*** GIVEN INFORMATION ***

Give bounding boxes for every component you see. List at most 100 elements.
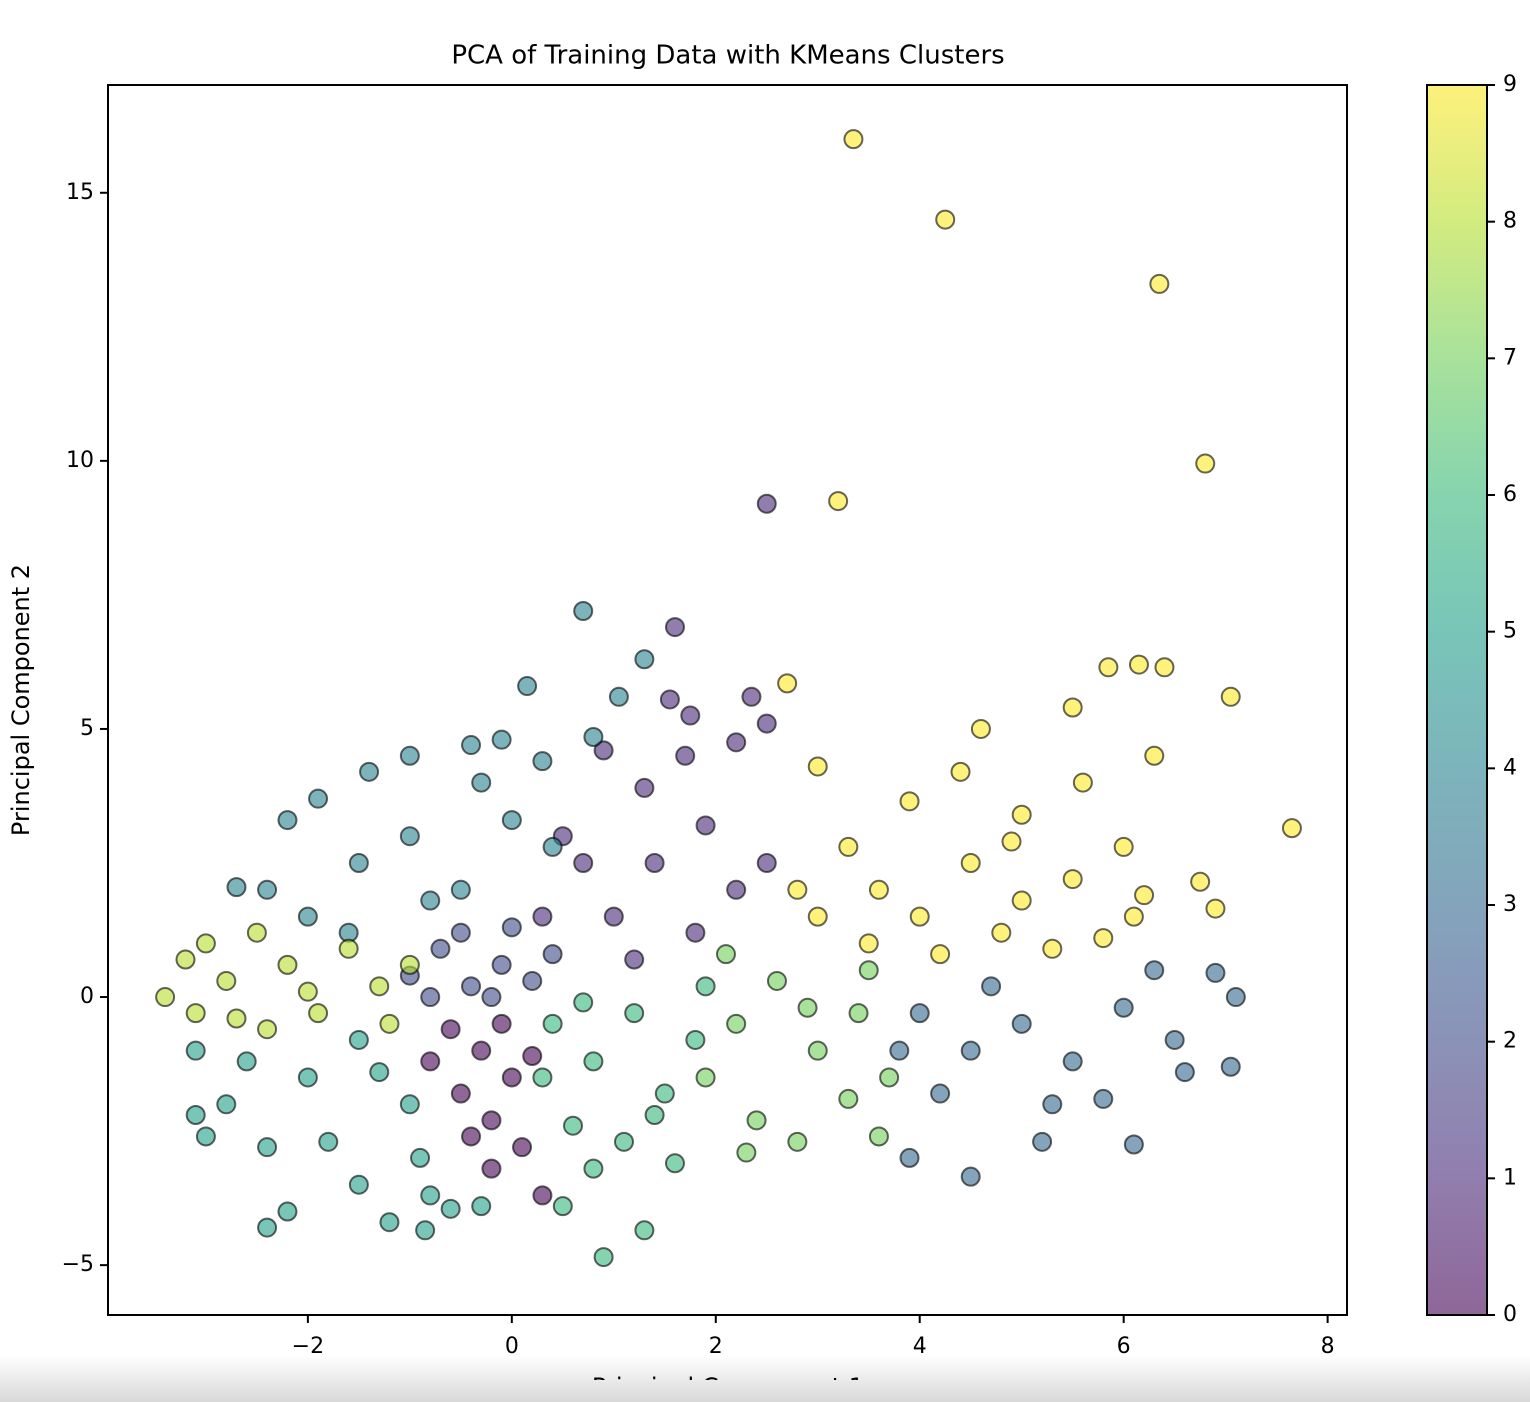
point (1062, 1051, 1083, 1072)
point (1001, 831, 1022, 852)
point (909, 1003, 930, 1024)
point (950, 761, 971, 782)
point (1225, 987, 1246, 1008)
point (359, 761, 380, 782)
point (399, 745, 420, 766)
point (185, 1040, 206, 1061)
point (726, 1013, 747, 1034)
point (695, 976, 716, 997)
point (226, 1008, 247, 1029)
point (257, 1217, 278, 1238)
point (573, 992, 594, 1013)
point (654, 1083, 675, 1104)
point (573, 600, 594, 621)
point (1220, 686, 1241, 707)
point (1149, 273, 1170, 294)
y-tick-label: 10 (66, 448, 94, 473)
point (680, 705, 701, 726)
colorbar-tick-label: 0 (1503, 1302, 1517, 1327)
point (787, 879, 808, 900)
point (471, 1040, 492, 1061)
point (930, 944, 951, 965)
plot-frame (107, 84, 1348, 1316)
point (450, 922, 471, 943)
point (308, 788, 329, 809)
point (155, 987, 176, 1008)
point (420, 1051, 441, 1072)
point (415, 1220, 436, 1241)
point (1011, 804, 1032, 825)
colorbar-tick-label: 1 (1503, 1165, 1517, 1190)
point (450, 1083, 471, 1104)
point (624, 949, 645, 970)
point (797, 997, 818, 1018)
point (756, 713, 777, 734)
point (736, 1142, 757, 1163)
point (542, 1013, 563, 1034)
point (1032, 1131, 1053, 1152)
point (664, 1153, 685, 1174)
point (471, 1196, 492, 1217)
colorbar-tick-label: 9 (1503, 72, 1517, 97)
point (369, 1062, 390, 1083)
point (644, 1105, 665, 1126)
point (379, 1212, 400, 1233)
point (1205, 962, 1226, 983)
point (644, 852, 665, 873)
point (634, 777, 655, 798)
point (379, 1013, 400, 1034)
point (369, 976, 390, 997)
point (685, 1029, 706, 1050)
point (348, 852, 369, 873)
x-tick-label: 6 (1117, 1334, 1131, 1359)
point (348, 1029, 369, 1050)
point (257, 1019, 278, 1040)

***

**YOUR TASK:**
Copy every line of the records above verbatim, omitting the picture.

**EXERCISE ANSWER:**
Give bounding boxes for every component you see. List at most 100 elements.
point (1062, 1051, 1083, 1072)
point (1001, 831, 1022, 852)
point (909, 1003, 930, 1024)
point (950, 761, 971, 782)
point (1225, 987, 1246, 1008)
point (359, 761, 380, 782)
point (399, 745, 420, 766)
point (185, 1040, 206, 1061)
point (726, 1013, 747, 1034)
point (695, 976, 716, 997)
point (226, 1008, 247, 1029)
point (257, 1217, 278, 1238)
point (573, 992, 594, 1013)
point (654, 1083, 675, 1104)
point (573, 600, 594, 621)
point (1220, 686, 1241, 707)
point (1149, 273, 1170, 294)
y-tick-label: 10 (66, 448, 94, 473)
point (680, 705, 701, 726)
colorbar-tick-label: 0 (1503, 1302, 1517, 1327)
point (787, 879, 808, 900)
point (471, 1040, 492, 1061)
point (930, 944, 951, 965)
plot-frame (107, 84, 1348, 1316)
point (450, 922, 471, 943)
point (308, 788, 329, 809)
point (155, 987, 176, 1008)
point (420, 1051, 441, 1072)
point (415, 1220, 436, 1241)
point (1011, 804, 1032, 825)
colorbar-tick-label: 1 (1503, 1165, 1517, 1190)
point (450, 1083, 471, 1104)
point (624, 949, 645, 970)
point (797, 997, 818, 1018)
point (756, 713, 777, 734)
point (736, 1142, 757, 1163)
point (542, 1013, 563, 1034)
point (1032, 1131, 1053, 1152)
point (664, 1153, 685, 1174)
point (471, 1196, 492, 1217)
colorbar-tick-label: 9 (1503, 72, 1517, 97)
point (369, 1062, 390, 1083)
point (644, 1105, 665, 1126)
point (379, 1212, 400, 1233)
point (1205, 962, 1226, 983)
point (644, 852, 665, 873)
point (634, 777, 655, 798)
point (379, 1013, 400, 1034)
point (369, 976, 390, 997)
point (685, 1029, 706, 1050)
point (348, 852, 369, 873)
x-tick-label: 6 (1117, 1334, 1131, 1359)
point (348, 1029, 369, 1050)
point (257, 1019, 278, 1040)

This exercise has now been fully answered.